What to do: Filter the entries and keep only the lines where the string "Humanos" appears.

(Dataset records)
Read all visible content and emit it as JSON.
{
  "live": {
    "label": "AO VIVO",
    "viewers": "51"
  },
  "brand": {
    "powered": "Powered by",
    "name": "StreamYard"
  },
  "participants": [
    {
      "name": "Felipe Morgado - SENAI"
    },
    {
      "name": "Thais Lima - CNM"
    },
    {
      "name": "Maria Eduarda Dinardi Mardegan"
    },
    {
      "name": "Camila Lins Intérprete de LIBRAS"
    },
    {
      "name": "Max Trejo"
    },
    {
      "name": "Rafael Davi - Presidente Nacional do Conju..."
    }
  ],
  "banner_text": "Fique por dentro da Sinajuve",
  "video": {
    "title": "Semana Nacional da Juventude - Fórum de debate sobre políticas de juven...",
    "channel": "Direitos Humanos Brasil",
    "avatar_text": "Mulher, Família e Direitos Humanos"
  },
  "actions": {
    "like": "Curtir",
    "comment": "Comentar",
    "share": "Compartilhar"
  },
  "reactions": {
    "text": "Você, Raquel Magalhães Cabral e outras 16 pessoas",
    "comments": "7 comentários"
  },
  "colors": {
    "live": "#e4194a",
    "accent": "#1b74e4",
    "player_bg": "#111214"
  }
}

Full output:
    "channel": "Direitos Humanos Brasil",
    "avatar_text": "Mulher, Família e Direitos Humanos"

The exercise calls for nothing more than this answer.